* TO DO *
Count lines with "from" in them. Report only the total.

(Data entries)
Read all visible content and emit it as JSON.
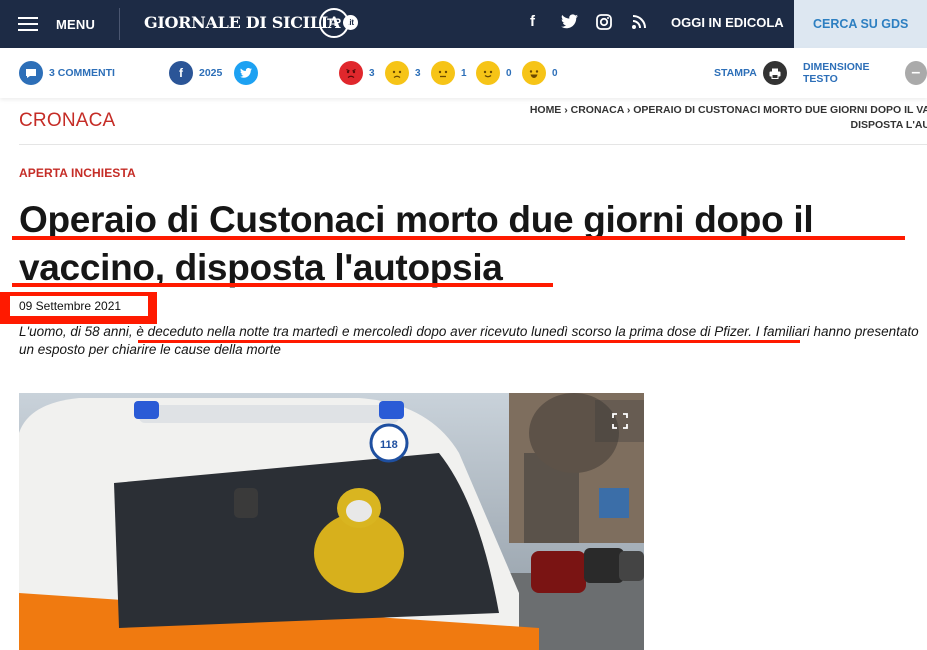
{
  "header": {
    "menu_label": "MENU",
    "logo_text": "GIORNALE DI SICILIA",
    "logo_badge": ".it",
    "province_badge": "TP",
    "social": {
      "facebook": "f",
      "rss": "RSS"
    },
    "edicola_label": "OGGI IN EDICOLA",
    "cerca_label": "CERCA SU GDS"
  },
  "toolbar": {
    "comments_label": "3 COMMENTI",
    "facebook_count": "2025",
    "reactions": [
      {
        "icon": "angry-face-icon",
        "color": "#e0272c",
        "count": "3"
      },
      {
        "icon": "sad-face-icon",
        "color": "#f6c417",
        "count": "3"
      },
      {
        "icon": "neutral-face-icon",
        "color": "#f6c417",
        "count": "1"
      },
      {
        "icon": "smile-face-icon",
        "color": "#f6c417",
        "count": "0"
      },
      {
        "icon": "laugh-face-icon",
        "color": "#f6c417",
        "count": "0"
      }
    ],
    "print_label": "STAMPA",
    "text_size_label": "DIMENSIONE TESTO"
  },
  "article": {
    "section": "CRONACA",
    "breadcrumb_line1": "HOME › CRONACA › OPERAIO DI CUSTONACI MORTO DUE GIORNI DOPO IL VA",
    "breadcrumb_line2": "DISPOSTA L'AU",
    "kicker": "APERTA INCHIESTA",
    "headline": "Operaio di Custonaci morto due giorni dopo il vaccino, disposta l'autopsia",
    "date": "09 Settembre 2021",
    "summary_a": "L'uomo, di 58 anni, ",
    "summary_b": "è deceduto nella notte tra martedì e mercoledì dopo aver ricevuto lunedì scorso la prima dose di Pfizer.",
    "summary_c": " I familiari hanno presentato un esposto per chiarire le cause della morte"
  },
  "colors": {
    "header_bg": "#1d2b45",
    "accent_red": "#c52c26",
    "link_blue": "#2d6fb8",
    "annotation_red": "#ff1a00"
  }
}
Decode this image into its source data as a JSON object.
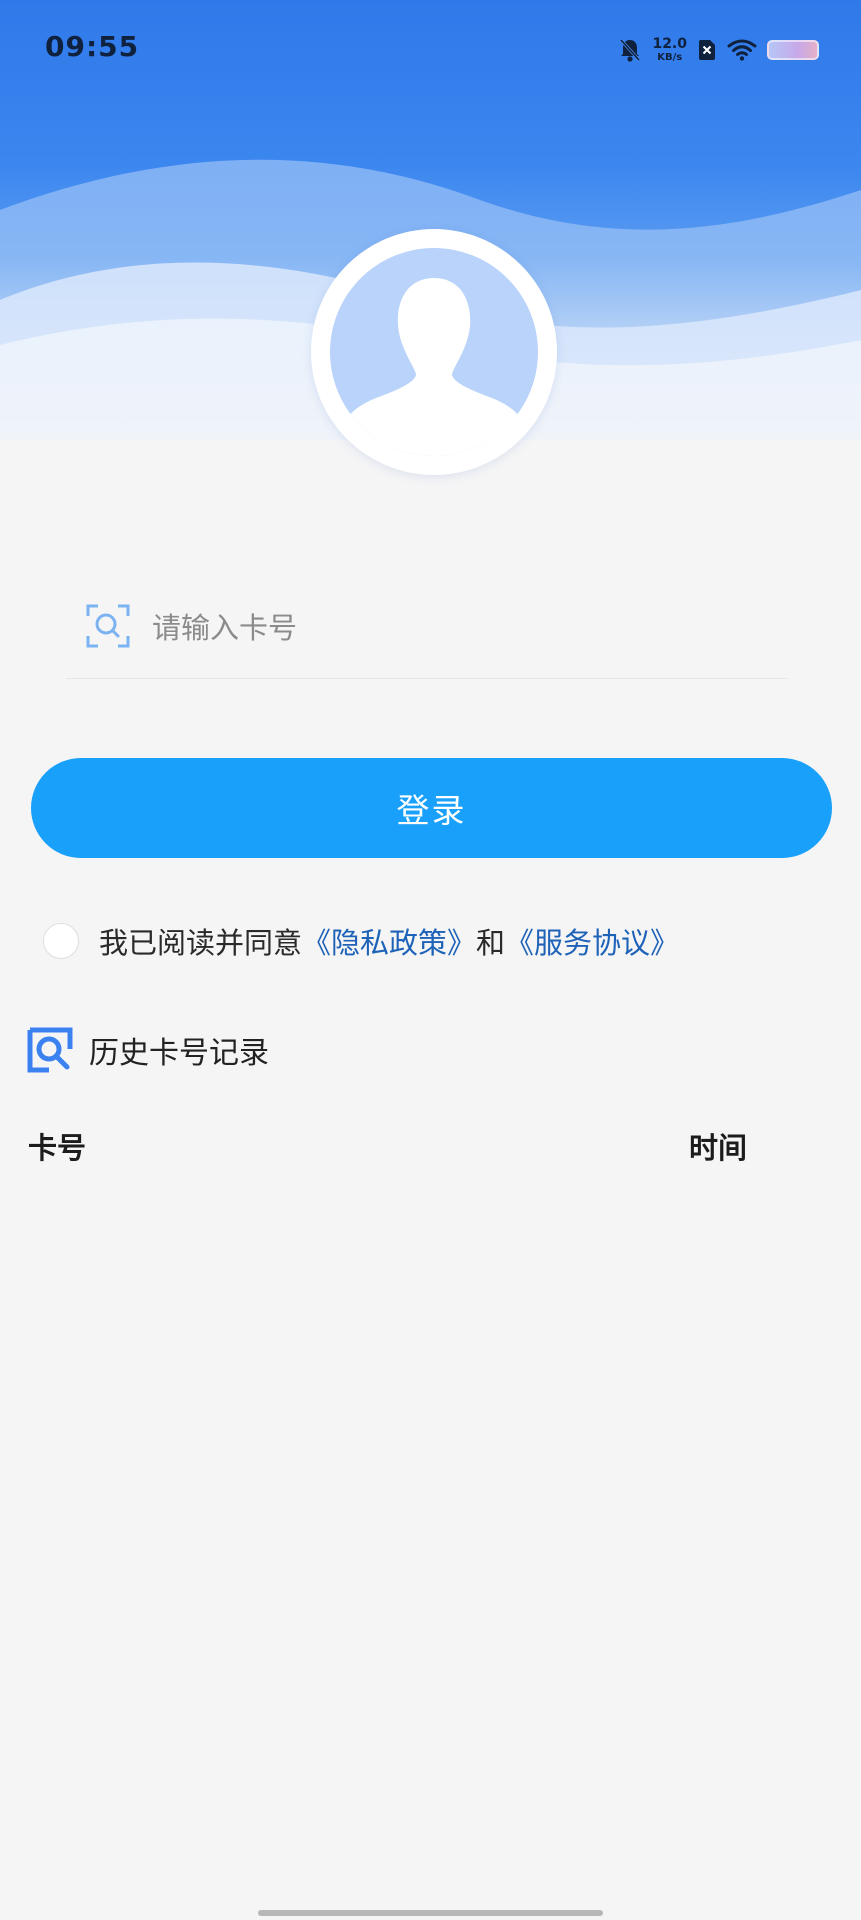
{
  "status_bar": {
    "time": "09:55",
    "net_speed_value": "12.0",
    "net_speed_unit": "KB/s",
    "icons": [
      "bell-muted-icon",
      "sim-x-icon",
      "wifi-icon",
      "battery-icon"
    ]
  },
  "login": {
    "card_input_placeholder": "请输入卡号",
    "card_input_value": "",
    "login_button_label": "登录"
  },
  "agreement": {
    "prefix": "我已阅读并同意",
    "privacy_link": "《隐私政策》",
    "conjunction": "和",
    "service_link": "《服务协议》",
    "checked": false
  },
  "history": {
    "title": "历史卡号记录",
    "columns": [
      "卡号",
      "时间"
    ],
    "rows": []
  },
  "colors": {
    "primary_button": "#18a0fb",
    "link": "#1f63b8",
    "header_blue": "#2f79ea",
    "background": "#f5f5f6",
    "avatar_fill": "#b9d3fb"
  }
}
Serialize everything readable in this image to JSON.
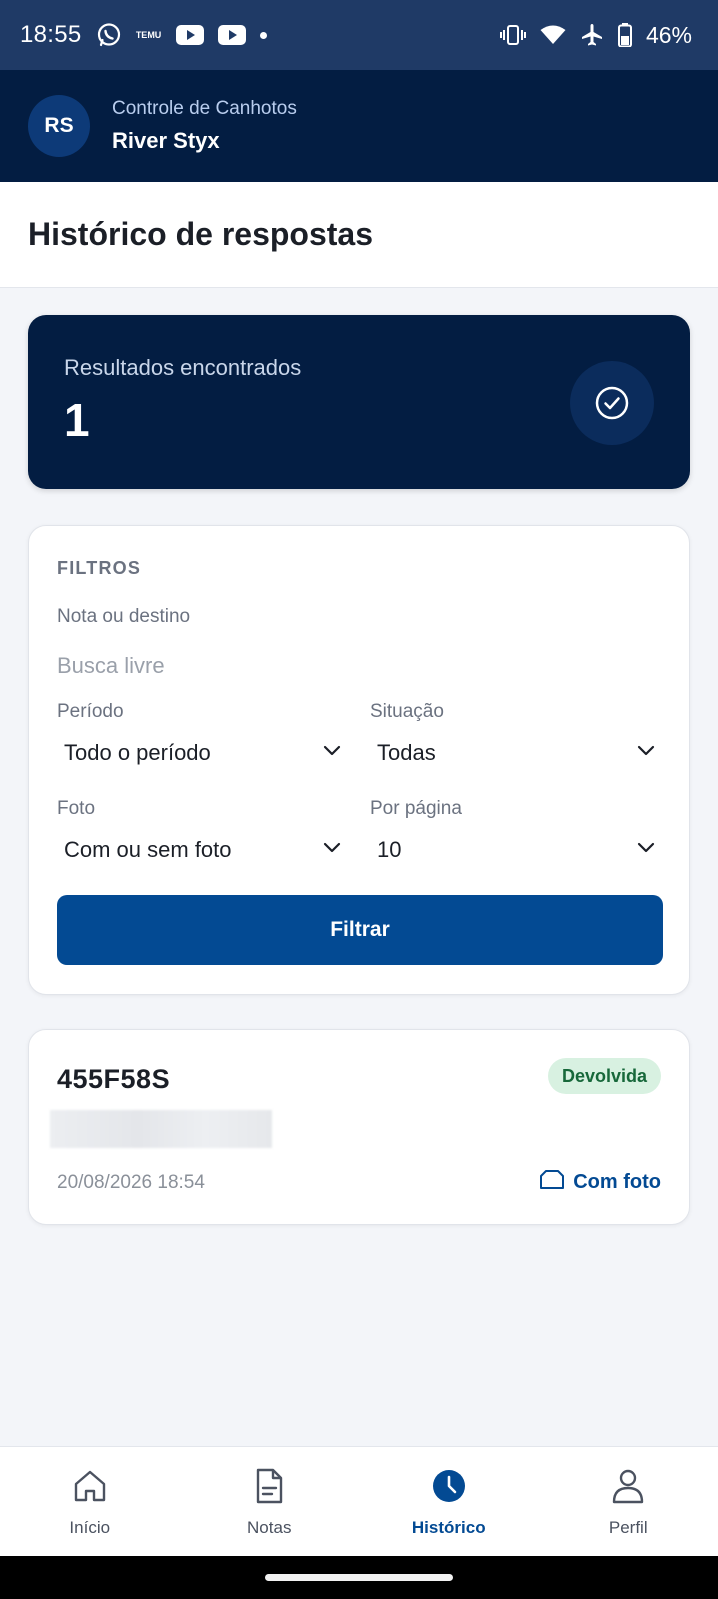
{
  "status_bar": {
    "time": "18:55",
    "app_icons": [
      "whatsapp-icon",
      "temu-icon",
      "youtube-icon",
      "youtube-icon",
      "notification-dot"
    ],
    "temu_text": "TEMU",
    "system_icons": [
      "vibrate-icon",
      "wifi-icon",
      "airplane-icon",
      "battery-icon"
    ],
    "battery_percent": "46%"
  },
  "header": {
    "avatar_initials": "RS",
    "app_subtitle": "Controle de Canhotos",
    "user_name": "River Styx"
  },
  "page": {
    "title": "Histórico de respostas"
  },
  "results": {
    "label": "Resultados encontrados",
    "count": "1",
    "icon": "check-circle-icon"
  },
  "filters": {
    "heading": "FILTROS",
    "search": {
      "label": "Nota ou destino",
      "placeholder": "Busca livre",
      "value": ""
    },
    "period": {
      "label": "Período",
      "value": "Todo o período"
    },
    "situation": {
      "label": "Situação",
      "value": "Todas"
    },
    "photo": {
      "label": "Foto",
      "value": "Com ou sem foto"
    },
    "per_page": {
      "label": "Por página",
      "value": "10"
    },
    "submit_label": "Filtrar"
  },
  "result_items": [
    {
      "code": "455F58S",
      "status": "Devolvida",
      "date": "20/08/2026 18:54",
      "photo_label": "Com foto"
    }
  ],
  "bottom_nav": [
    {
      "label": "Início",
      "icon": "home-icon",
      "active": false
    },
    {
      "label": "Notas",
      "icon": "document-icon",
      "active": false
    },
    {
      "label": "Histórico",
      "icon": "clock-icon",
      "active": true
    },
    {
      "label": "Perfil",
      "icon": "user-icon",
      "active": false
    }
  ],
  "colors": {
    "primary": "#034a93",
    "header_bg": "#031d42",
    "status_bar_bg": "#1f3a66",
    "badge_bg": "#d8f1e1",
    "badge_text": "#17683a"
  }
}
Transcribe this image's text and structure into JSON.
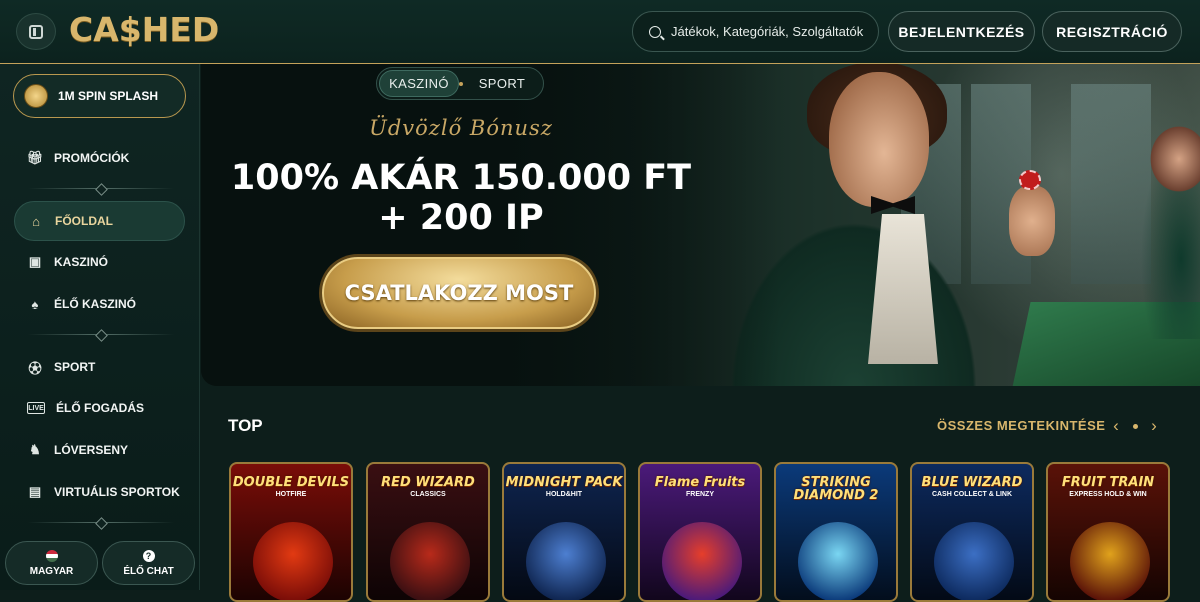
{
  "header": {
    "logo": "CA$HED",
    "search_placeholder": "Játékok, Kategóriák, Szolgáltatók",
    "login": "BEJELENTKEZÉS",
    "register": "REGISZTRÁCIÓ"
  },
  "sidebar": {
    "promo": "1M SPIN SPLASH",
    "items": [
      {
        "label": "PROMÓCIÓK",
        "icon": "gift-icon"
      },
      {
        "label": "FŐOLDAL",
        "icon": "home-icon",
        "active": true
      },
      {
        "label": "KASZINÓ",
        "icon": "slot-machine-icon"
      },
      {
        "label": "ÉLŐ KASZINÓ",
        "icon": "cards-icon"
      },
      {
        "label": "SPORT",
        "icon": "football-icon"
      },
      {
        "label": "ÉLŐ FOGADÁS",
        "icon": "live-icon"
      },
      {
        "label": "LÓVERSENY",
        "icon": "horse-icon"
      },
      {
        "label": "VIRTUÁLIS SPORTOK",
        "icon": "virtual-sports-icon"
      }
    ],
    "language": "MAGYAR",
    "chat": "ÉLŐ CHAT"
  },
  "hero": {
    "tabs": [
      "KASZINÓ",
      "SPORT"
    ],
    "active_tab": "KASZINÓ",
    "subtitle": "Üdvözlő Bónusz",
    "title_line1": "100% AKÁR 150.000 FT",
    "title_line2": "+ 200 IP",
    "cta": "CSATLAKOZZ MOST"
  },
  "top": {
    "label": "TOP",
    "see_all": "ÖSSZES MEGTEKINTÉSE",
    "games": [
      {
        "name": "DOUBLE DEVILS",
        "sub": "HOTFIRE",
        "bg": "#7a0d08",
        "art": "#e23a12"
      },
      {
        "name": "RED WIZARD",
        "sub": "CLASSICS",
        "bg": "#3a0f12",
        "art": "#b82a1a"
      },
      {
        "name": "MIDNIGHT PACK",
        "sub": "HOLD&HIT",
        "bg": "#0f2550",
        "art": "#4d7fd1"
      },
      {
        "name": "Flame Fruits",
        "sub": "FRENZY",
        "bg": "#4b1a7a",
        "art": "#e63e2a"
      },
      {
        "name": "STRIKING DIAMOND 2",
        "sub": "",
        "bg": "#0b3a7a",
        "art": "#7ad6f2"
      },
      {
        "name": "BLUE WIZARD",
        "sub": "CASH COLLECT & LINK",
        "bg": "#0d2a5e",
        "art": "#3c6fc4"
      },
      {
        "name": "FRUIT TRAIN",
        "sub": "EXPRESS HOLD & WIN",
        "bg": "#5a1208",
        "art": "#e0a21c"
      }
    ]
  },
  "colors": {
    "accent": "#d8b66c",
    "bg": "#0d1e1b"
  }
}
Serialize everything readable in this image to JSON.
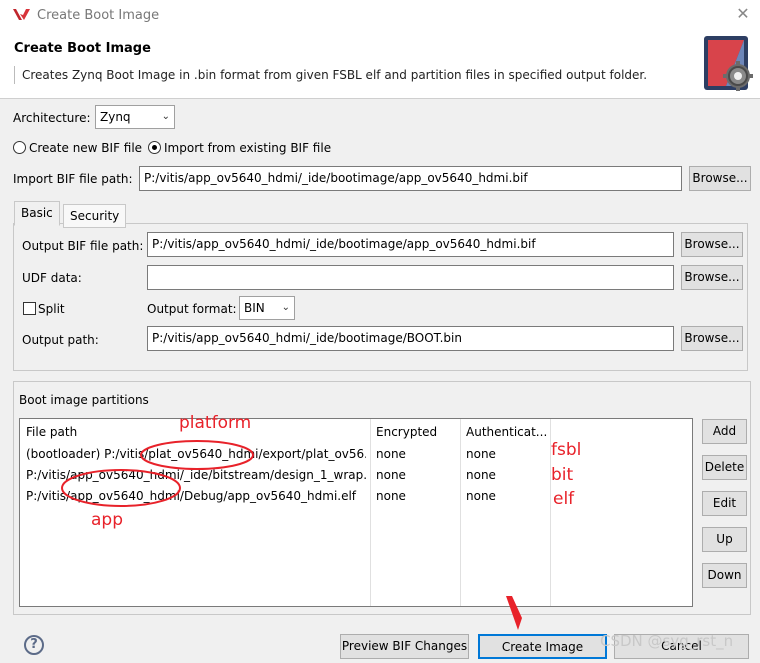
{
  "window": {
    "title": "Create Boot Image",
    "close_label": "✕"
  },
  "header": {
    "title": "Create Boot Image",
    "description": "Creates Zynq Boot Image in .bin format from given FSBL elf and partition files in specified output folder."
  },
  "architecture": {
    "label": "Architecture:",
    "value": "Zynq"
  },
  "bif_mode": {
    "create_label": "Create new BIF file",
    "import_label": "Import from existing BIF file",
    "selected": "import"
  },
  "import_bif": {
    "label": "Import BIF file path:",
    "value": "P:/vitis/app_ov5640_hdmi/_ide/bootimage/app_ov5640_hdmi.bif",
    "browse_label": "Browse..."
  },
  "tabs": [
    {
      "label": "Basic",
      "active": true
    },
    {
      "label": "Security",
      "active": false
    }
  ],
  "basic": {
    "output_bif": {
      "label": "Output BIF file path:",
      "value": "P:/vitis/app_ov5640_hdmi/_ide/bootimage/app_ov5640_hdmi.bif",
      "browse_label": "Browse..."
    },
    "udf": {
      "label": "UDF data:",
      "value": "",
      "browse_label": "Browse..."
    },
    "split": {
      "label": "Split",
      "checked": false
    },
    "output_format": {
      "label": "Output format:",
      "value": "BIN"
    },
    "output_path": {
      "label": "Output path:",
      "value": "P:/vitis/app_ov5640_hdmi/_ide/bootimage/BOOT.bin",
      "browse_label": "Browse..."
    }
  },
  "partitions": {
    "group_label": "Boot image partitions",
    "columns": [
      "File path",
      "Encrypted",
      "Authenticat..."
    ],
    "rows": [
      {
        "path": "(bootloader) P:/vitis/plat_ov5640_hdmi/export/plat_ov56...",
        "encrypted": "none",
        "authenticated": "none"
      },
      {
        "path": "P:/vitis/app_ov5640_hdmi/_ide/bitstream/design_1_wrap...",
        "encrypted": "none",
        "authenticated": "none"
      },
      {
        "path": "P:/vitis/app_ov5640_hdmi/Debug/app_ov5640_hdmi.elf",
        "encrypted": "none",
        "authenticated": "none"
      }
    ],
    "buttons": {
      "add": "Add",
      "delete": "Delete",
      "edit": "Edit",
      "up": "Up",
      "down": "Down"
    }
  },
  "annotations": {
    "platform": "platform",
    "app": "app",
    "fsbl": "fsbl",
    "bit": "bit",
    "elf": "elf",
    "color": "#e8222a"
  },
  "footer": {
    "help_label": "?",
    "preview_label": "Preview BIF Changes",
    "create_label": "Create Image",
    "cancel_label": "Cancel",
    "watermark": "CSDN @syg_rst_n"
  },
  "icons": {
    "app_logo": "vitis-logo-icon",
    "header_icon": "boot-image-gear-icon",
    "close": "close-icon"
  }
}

* FINAL RESULT *
2